■ GIVEN TEXT
---

Actually, unmodifiableList, unmodifiableSet and UnmodifiableCollection do not produce copies of the original collection, they produce a view of it. This means they share the data with the original collection, so if it is changed, the view changes, So with our declaration of b above, although we cannot make a change to the collection viewed through b, if we make a change to it viewed through a, the collection viewed through b will also change. Here is some code which demonstrates this:

import java.util.*;

class UnmodifiableTreeSetTest
{
 public static void main(String[] args) throws Exception
 {
  Scanner input = new Scanner(System.in);
  System.out.println("Enter some words (all on one line):");
  String line = input.nextLine();
  String[] words = line.split(" ");
  Set<String> a = new TreeSet<String>();
  for(int i=0; i<words.length; i++)
     a.add(words[i]);
  System.out.println("The words are: "+a);
  Set<String> b = Collections.unmodifiableSet(a);
  System.out.println("Unmodifiable view of the words is: "+b);
  System.out.println("Enter a word to delete: ");
  String delWord = input.next().trim();
  a.remove(delWord);
  System.out.println("Changes words to: "+a);
  System.out.println("Unmodifiable view is: "+b);
 }
}

If the code were the same but with b.remove(delWord) instead of a.remove(delWord), it would compile, but when it was run and reached that statement, it would throw an

UnsupportedOperationException.

The method headSet which we mentioned
previously returns a view
of the original set rather than copying. Given s1 of type
TreeSet<E> and item of type
E, then the call s2=s1.headSet(item) sets s2
to a view of all items in the set referenced by s1 which
are less than item. This is according to the ordering of
this set, which could be the natural ordering of E or
some other ordering given by a comparator argument when the set was constructed.
But as it is a view, if a new item less than item is added to
the set referenced by s1, it will also be added to the set
referenced by s2. Here is code that demonstrates this:
import java.util.*;

class HeadSetTest
{
 public static void main(String[] args) throws Exception
 {
  Scanner input = new Scanner(System.in);
  System.out.println("Enter some words (all on one line):");
  String line = input.nextLine();
  String[] words = line.split(" ");
  SortedSet<String> s1 = new TreeSet();
  for(String word : words)
     s1.add(word);
  System.out.println("The words are: "+s1);
  System.out.println("Enter a word to split at: ");
  String splitWord = input.next().trim();
  SortedSet<String> s2 = s1.headSet(splitWord);
  System.out.println("The words before this word are: "+s2);
  System.out.println("Enter a word to add: ");
  String addWord = input.next().trim();
  s1.add(addWord);
  System.out.println("The words are now: "+s1);
  System.out.println("The words before the split are now: "+s2);
 }
}

Here the variables s1 and s2 are given as
type SortedSet<String> rather than
TreeSet<String>, as SortedSet is an
interface type which gives the operations needed for a sorted set
which are actually implemented by TreeSet. Note also this
code demonstrates a for-each loop, the lines
  for(String word : words)

---

■ TASKS TO PERFORM
1. From the passage on Java collection views, list every string literal passed to System.out.println in the UnmodifiableTreeSetTest program.
2. Pick up the passage on Java collection views where it stops and write what comes next.
The entries that come next aren't needed for anything here.

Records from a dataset

---

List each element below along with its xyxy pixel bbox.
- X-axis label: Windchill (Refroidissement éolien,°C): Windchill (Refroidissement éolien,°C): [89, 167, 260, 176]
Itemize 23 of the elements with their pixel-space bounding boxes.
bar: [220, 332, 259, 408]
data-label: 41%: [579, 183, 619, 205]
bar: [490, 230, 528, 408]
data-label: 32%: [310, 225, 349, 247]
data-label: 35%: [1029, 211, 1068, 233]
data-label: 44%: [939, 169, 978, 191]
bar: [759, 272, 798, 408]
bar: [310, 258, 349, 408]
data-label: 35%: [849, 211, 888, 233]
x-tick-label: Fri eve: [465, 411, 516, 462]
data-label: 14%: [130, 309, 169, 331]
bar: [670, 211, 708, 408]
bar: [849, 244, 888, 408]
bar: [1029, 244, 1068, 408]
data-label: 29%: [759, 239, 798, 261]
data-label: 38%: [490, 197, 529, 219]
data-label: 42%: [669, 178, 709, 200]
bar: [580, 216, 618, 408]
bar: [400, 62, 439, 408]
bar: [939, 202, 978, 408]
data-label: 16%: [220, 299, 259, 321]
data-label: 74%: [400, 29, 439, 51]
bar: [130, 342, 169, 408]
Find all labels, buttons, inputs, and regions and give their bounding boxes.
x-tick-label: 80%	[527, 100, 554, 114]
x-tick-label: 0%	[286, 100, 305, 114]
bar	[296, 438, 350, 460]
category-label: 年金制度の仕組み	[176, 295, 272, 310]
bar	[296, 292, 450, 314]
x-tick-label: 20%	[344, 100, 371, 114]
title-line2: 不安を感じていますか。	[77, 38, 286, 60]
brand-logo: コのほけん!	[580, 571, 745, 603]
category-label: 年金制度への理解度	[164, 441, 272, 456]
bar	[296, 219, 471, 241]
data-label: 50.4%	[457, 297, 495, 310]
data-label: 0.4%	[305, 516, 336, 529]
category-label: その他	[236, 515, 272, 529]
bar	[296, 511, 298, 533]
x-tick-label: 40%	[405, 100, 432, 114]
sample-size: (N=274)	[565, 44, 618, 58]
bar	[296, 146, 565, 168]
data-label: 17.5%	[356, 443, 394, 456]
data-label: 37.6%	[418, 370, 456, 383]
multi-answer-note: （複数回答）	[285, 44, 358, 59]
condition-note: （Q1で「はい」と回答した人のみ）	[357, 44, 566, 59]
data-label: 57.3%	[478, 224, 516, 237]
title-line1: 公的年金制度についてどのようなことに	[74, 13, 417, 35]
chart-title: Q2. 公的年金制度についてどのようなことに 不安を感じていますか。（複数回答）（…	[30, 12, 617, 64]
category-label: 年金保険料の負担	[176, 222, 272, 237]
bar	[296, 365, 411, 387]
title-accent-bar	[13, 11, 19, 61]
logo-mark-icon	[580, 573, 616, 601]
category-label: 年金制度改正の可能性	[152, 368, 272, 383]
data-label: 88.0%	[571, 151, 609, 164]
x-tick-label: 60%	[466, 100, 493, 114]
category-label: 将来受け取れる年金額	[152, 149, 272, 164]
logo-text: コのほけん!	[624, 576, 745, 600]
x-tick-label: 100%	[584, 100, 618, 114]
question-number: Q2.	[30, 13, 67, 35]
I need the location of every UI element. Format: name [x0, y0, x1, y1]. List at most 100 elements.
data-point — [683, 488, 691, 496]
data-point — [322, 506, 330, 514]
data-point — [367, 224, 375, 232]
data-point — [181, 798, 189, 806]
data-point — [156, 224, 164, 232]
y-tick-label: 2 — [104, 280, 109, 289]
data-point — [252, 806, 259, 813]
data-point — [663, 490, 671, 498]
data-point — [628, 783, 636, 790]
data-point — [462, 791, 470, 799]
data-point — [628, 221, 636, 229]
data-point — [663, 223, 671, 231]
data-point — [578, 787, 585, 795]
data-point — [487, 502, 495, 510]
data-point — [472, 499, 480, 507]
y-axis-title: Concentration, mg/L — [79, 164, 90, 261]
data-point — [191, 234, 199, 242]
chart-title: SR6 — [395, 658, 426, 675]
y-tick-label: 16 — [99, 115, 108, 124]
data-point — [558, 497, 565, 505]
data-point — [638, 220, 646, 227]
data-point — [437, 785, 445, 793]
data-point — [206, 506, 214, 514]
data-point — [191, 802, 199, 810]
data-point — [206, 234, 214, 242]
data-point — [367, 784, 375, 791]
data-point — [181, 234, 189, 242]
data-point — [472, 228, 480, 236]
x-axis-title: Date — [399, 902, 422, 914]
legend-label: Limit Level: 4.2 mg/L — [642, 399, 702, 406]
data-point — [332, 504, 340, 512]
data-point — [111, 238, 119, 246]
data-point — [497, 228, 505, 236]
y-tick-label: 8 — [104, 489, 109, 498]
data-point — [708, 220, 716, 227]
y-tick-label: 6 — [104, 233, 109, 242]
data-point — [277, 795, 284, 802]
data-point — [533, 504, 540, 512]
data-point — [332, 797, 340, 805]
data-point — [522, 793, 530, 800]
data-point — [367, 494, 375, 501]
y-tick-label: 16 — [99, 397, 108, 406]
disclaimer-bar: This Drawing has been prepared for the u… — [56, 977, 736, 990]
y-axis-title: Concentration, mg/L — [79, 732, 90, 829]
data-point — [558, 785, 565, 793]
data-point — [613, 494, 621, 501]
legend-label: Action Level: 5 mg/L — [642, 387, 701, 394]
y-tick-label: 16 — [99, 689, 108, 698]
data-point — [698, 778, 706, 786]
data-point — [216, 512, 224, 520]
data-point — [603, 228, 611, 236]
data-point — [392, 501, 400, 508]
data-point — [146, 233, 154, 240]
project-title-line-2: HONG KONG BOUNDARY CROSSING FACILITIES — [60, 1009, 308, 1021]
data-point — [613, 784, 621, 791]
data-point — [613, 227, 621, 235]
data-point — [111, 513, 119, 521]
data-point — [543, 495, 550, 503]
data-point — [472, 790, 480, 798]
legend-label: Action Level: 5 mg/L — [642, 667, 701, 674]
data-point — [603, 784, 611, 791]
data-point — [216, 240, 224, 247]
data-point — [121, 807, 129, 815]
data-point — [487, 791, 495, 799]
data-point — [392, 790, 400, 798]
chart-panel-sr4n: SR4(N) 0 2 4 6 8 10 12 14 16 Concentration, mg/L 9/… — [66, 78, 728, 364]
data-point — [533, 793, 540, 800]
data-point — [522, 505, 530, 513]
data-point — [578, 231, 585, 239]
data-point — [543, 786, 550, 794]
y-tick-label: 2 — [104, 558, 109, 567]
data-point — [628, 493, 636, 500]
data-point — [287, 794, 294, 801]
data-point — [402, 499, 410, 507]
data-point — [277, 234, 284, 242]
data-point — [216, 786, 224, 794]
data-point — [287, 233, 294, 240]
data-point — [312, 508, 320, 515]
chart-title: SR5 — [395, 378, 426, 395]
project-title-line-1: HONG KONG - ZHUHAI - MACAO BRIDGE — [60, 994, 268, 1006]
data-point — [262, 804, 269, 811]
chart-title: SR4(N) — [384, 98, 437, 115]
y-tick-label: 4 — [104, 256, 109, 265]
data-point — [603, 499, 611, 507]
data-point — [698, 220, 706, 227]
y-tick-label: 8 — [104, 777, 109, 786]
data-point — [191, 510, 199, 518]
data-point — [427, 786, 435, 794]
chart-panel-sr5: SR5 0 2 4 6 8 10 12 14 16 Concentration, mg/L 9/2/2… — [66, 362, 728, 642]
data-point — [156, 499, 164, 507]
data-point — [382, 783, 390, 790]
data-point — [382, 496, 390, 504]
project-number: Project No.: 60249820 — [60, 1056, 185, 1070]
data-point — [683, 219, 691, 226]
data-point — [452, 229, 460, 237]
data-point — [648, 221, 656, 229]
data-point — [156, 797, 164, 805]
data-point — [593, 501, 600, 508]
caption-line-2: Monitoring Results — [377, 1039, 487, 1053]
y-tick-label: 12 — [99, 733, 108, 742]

---

■ RESULTS OF THE TASKS
1.
"Enter some words (all on one line):"
"The words are: "
"Unmodifiable view of the words is: "
"Enter a word to delete: "
"Changes words to: "
"Unmodifiable view is: "

2.
     s1.add(word);

mean the same as
    for(int i=0; i<words.length; i++)     
       a.add(words[i]);

but do not explictly rely on words being an array and do not
explicitly use any indexing on words.

Another operation returning a view of a collection is subList,
which you can find documented
here.
It is found in the interface List so may be applied to objects of
actual type ArrayList and LinkedList. If ls
is a variable of type List<E> and start and
finish are of type int, then 
ls.subList(start,finish) returns an object of type 
List<E> which contains all those
objects from the original list starting at the one indexed by start
and going up to but not including the one indexed by finish.
Since this is a view of the original list, any change made to it will also
change the original list. If the original list is changed in the portion
viewed by the sublist, the sublist object will change in the same way.
The following code demonstrates this:
import java.util.*;

class SubListTest
{
 public static void main(String[] args) throws Exception
 {
  Scanner input = new Scanner(System.in);
  System.out.println("Enter some words (all on one line):");
  String line = input.nextLine();
  String[] words = line.split(" ");
  List<String> a = new ArrayList<String>();
  for(String word : words)
     a.add(word);
  int count=0;
  System.out.println("The words are: ");
  for(String str : a)
      {
       System.out.println(count+": "+str);
       count++;
      }
  System.out.print("Enter a start index: ");
  int start = input.nextInt();
  System.out.print("Enter a finish index: ");
  int finish = input.nextInt();
  List<String> sublist = a.subList(start,finish);
  System.out.println("The sublist in this range is: ");
  count=0;
  for(String str : sublist)
      {
       System.out.println(count+": "+str);
       count++;
      }
  System.out.print("Enter a position in this sublist you wish to add at: ");
  int addPos = input.nextInt();
  System.out.print("Enter a word you wish to add: ");
  String word = input.next();
  sublist.add(addPos,word);
  System.out.println("The sublist is now: ");
  count=0;
  for(String str : sublist)
      {
       System.out.println(count+": "+str);
       count++;
      }
  System.out.println("The full list is now: ");
  count=0;
  for(String str : a)
      {
       System.out.println(count+": "+str);
       count++;
      }
 }
}

If you run this, you will see that adding an item to the list referred
to by sublist, which is a portion of the initial list referred to
by a, causes both lists to change, due to sublist
being a view of a rather than an independent object.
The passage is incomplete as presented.